Dataset rows
——

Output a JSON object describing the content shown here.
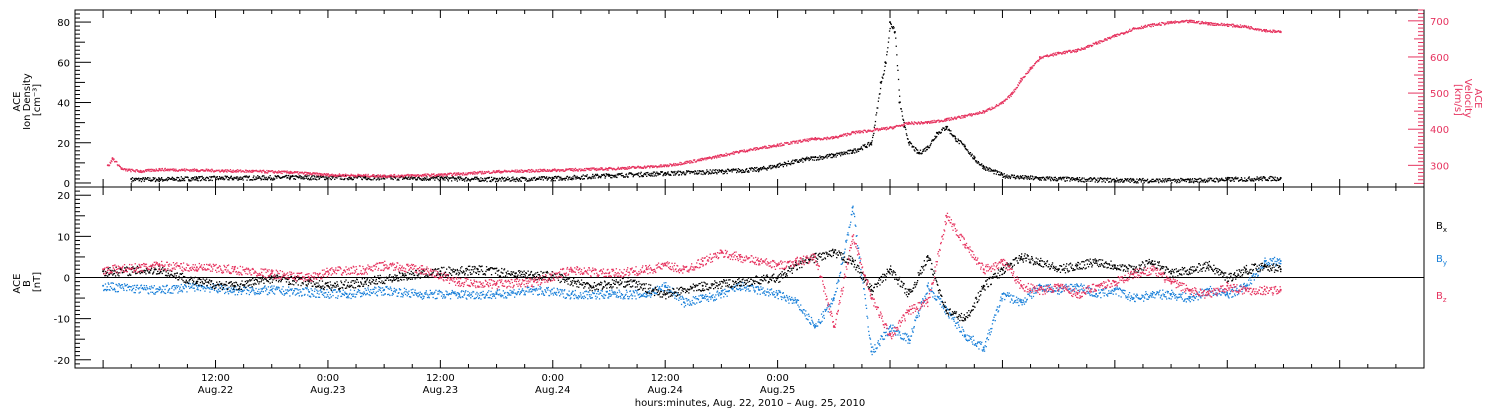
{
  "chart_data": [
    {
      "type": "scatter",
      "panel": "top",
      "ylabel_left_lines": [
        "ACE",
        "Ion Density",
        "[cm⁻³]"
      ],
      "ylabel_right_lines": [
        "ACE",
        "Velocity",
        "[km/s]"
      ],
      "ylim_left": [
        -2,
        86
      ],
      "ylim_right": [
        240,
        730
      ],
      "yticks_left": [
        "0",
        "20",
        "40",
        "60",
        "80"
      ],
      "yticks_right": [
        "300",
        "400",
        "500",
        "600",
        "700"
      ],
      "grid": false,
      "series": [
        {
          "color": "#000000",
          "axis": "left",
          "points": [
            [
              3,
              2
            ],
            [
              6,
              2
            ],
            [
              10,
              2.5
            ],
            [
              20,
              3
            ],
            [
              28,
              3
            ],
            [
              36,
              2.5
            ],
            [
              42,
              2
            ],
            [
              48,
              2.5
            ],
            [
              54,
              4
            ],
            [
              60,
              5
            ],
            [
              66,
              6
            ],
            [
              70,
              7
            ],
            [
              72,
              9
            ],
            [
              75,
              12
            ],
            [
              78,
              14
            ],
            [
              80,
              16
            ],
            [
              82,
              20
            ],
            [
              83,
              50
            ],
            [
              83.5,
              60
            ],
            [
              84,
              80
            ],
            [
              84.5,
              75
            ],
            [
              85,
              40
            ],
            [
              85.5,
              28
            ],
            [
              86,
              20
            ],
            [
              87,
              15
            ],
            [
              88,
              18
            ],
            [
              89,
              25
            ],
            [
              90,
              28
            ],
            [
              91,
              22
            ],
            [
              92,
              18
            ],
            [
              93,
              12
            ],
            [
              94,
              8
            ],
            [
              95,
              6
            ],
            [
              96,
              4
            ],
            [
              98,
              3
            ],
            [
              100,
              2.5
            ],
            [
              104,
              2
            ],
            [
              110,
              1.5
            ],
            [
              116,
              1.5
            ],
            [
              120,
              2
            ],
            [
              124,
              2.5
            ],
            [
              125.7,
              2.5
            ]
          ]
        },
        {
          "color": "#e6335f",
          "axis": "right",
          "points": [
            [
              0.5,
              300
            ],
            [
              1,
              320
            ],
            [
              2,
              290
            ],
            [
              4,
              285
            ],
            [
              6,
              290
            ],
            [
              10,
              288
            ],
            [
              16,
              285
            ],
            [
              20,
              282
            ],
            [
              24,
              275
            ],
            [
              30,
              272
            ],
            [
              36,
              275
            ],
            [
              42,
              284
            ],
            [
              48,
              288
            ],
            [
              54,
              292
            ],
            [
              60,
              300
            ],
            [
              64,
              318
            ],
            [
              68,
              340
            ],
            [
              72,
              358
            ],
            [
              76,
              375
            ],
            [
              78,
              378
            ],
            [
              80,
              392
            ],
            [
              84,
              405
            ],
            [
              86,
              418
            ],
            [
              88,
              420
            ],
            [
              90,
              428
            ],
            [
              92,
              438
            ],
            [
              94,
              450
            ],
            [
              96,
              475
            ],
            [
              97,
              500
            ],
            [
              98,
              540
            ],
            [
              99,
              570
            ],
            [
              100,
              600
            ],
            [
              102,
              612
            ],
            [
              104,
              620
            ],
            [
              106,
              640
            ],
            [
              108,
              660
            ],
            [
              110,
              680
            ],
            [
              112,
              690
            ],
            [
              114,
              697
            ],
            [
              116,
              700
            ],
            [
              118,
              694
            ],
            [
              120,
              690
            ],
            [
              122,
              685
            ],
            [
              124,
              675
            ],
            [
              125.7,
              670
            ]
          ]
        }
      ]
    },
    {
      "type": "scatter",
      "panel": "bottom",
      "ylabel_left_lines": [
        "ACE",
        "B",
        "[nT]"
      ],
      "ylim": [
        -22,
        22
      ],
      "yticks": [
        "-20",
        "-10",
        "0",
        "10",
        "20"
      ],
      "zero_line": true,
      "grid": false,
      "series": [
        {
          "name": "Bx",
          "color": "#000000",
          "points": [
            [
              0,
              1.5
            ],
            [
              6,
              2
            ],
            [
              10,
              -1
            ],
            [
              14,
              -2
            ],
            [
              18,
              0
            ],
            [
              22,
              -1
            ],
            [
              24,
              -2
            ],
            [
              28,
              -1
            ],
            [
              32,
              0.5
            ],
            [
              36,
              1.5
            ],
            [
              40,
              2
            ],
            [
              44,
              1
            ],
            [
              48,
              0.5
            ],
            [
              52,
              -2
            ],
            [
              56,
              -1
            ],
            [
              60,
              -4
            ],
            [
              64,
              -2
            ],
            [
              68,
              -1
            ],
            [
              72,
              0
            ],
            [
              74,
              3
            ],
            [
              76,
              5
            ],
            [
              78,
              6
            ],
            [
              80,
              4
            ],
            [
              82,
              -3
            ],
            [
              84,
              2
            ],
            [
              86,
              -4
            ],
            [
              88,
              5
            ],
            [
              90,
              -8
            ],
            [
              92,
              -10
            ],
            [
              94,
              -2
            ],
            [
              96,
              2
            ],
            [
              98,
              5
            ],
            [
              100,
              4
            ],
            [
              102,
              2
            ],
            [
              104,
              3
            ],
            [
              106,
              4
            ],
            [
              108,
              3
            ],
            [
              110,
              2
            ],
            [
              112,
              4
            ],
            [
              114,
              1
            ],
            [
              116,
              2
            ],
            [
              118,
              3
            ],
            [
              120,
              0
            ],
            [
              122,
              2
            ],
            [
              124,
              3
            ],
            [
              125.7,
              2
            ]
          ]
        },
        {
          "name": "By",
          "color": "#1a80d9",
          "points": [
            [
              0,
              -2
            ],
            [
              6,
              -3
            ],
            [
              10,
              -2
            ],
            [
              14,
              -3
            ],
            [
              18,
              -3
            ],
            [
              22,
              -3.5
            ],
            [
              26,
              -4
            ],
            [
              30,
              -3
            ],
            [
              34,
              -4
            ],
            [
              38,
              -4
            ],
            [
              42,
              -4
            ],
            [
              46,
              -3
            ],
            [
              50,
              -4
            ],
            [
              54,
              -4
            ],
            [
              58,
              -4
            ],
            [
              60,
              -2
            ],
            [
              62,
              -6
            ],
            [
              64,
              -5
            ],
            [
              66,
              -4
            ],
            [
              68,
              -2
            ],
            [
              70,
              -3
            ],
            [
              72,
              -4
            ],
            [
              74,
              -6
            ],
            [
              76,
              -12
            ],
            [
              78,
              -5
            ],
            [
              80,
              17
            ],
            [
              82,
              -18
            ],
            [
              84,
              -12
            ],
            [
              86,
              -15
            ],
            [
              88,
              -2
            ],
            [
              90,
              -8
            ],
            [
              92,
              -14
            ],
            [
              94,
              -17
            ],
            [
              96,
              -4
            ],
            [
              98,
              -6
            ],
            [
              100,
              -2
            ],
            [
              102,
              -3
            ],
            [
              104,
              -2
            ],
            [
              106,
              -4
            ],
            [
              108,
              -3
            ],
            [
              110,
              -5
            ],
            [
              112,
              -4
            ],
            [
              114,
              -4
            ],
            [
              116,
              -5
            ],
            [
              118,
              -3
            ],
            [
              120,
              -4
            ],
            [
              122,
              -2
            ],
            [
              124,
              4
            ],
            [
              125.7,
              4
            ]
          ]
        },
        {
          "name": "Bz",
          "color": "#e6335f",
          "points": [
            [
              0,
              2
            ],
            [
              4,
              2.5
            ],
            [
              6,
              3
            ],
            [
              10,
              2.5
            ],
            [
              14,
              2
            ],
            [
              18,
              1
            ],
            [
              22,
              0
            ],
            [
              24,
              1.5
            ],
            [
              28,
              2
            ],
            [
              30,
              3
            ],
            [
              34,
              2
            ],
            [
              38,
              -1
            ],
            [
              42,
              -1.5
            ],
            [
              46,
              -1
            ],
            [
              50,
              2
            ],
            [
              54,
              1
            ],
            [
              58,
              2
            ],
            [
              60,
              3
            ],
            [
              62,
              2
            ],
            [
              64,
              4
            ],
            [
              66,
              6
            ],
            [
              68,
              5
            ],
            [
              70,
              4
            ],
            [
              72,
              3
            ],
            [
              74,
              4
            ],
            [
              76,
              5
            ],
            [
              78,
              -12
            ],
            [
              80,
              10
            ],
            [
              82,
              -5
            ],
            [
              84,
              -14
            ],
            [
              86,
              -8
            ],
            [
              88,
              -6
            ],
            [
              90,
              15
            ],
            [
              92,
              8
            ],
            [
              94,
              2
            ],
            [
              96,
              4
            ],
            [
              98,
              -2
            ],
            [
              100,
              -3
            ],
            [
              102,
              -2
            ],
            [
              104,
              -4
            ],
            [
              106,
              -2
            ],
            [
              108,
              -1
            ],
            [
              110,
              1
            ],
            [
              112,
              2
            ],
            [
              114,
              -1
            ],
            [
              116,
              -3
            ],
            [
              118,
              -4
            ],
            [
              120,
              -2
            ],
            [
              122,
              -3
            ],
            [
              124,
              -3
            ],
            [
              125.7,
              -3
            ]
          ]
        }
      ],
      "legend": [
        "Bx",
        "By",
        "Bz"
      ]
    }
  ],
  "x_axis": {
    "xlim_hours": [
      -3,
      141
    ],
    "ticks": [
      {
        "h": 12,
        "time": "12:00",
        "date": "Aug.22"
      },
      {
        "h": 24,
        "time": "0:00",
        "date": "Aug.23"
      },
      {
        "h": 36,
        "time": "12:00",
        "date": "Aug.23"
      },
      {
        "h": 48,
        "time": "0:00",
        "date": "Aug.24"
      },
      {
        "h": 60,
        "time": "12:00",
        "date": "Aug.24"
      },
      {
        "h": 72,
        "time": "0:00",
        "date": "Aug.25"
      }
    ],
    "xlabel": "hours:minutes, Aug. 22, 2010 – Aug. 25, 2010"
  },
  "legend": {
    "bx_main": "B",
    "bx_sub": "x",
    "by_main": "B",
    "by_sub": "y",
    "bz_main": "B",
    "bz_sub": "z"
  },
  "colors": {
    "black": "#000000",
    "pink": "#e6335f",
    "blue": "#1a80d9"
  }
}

——

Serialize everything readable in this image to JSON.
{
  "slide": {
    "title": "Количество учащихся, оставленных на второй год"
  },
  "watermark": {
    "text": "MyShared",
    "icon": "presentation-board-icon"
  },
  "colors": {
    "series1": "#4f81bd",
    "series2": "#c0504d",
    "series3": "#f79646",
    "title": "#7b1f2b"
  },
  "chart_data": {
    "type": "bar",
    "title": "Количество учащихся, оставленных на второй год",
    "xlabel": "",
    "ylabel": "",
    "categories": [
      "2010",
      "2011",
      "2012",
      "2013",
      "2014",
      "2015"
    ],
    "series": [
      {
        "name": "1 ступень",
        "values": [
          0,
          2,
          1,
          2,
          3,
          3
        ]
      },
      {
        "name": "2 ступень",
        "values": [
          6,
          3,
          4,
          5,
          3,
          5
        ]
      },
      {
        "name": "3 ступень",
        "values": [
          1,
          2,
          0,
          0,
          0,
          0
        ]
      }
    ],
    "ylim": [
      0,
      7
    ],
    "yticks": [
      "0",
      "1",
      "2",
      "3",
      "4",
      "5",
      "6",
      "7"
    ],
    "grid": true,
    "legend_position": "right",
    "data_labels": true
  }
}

——

-- Your goal --
Take every line above carrying "ступень" and return it.

-- Problem solution --
        "name": "1 ступень",
        "name": "2 ступень",
        "name": "3 ступень",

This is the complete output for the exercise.